(Figure dataset records)
────
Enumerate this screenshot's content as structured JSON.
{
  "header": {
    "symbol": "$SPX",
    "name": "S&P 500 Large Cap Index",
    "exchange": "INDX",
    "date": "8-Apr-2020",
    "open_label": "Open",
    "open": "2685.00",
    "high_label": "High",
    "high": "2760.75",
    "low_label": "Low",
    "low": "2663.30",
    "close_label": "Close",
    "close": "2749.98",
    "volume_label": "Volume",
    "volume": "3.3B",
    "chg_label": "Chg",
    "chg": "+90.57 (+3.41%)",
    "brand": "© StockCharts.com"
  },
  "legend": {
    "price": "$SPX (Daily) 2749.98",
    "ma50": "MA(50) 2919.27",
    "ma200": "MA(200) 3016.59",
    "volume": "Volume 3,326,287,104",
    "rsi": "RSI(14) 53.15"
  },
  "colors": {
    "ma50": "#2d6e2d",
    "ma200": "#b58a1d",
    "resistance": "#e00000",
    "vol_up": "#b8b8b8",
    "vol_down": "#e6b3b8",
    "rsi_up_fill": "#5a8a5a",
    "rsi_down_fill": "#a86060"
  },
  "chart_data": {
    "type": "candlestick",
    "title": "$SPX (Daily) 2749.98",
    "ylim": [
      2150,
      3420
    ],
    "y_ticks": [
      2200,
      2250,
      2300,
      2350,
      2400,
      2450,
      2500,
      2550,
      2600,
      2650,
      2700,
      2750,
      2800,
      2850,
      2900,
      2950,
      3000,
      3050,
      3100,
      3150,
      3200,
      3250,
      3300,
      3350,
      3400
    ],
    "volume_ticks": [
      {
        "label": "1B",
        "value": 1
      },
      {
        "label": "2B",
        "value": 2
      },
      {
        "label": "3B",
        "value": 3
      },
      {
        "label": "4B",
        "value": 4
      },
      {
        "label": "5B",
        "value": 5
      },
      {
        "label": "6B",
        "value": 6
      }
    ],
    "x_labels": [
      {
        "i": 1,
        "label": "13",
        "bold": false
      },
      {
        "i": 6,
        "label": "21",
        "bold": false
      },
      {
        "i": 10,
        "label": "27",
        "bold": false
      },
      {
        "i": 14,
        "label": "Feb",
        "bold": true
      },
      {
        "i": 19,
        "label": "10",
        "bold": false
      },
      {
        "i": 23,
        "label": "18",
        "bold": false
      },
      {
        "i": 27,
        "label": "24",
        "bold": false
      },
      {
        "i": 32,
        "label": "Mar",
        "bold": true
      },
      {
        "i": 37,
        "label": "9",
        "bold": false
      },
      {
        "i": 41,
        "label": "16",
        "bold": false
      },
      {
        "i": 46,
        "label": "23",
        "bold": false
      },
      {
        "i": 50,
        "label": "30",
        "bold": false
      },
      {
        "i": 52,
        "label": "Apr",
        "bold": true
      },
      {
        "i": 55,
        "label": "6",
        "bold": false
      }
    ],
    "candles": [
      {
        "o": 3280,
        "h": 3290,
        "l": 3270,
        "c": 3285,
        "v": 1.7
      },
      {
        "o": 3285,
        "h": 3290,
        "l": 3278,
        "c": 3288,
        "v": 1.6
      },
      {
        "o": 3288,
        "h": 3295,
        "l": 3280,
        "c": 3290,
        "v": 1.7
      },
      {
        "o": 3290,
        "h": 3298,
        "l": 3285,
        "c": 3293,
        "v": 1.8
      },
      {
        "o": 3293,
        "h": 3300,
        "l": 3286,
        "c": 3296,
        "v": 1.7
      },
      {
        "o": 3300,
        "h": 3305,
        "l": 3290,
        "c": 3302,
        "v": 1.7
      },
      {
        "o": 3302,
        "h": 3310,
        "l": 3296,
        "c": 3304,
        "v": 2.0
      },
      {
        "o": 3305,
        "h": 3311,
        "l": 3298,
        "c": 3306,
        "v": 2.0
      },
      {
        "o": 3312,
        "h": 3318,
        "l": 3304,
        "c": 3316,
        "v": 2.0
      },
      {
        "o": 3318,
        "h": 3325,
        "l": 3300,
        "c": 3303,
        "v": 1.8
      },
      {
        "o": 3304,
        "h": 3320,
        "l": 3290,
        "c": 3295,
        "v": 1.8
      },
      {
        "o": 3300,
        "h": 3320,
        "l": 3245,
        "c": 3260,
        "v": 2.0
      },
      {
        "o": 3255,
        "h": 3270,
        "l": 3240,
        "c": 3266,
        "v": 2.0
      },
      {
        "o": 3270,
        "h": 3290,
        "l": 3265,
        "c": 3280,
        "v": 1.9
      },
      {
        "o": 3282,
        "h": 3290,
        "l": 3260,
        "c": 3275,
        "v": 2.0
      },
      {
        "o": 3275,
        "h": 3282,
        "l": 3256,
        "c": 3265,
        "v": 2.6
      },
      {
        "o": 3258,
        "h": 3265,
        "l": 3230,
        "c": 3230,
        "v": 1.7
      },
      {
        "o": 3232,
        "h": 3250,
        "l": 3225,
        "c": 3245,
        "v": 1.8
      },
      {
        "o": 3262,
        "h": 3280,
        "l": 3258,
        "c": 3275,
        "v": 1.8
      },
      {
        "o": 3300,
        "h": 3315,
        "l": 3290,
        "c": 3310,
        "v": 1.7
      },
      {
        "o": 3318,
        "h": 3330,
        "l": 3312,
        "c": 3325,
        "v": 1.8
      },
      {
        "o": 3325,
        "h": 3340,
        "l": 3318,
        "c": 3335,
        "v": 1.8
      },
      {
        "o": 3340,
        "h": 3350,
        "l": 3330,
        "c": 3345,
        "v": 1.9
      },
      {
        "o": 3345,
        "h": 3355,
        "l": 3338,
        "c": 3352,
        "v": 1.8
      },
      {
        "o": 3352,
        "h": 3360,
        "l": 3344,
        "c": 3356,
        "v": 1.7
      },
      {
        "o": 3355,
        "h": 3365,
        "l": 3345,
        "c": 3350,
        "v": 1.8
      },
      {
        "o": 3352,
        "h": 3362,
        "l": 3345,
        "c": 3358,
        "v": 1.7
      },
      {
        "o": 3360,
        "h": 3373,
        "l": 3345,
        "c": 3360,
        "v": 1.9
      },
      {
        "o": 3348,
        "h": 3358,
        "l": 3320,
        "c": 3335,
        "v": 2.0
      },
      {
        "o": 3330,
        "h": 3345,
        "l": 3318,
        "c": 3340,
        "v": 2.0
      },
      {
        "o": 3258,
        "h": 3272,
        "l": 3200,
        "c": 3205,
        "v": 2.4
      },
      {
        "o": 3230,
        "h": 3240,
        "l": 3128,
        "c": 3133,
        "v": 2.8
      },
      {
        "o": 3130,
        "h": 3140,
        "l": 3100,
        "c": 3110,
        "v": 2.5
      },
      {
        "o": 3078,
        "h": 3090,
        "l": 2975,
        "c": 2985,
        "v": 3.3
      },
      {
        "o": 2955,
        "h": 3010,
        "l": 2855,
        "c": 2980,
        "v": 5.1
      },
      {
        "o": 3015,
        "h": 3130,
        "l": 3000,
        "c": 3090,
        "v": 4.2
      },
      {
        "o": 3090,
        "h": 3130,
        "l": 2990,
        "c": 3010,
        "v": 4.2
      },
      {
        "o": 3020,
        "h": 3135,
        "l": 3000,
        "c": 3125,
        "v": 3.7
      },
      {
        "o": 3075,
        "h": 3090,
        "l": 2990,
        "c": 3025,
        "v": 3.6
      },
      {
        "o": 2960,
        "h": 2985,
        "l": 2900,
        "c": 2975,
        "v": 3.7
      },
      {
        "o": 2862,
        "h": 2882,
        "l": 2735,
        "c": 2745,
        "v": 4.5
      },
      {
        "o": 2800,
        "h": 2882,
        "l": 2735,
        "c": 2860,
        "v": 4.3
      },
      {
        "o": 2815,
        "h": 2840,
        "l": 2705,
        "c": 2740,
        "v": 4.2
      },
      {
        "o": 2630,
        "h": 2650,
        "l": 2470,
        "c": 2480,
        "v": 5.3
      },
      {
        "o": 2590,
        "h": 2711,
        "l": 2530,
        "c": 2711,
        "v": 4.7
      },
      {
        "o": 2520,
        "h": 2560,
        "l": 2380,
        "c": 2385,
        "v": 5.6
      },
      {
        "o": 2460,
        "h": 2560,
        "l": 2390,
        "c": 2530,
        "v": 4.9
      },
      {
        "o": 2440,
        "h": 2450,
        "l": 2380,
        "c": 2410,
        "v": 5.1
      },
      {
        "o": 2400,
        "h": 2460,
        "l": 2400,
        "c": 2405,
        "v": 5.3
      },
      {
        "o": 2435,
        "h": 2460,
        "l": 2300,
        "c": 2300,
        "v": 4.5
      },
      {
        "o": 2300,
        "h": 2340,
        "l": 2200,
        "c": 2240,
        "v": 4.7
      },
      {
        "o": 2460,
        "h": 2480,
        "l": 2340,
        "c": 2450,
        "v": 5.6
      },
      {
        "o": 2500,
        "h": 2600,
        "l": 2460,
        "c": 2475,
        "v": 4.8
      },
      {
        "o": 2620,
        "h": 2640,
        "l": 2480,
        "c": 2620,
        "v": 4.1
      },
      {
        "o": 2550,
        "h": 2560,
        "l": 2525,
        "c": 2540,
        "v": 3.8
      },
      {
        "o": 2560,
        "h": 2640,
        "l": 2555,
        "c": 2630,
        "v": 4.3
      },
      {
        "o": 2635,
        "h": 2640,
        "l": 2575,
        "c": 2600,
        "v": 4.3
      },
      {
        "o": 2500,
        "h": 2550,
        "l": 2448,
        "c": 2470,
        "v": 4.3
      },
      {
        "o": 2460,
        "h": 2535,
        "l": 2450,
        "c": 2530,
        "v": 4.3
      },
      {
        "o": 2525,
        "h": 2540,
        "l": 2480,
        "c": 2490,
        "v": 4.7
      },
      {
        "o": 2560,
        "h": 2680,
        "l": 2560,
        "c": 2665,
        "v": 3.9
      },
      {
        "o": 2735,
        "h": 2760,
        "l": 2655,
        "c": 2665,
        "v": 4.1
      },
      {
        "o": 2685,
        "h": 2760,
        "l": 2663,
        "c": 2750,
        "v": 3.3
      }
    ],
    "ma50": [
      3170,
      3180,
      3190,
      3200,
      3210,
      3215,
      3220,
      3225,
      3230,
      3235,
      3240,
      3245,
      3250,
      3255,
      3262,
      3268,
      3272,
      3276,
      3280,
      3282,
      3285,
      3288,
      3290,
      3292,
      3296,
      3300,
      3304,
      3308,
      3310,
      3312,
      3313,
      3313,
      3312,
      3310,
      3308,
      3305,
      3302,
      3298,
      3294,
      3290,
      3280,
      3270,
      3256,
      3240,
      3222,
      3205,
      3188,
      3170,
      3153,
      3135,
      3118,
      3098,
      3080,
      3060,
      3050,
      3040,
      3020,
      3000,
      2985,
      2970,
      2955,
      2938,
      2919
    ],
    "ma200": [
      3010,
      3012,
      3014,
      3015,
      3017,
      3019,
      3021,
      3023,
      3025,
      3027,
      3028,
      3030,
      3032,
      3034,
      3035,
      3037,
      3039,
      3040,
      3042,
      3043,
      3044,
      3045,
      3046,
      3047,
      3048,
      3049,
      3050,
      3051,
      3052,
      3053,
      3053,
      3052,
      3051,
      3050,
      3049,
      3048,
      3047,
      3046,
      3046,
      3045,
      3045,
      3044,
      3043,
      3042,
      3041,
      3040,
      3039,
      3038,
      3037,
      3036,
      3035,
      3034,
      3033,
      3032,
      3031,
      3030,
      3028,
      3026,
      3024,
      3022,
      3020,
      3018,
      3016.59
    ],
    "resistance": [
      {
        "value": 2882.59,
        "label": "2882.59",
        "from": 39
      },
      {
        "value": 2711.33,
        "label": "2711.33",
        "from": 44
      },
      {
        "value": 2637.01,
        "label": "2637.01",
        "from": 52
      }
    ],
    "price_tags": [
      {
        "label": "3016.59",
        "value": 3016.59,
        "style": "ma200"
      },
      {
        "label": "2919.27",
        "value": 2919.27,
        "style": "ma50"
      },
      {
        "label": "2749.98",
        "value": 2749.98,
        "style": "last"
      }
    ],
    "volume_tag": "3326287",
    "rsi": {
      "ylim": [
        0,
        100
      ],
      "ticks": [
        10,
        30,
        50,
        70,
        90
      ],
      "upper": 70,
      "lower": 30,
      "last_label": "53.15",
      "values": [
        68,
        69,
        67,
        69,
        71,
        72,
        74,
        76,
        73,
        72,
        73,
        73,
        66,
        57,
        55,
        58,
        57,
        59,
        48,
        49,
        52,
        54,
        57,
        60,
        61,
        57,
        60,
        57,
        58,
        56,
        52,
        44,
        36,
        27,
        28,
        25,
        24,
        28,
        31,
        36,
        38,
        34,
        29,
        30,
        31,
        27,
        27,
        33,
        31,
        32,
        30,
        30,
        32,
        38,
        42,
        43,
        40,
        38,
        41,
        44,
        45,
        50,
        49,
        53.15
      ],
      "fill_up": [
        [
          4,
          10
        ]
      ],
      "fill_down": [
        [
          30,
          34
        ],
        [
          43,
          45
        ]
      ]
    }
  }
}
────
CHALLENGE: Tally up how many lines in the preceding listing contain the word "Daily". Give nothing but the number.

REPLY TO THE EXERCISE: 2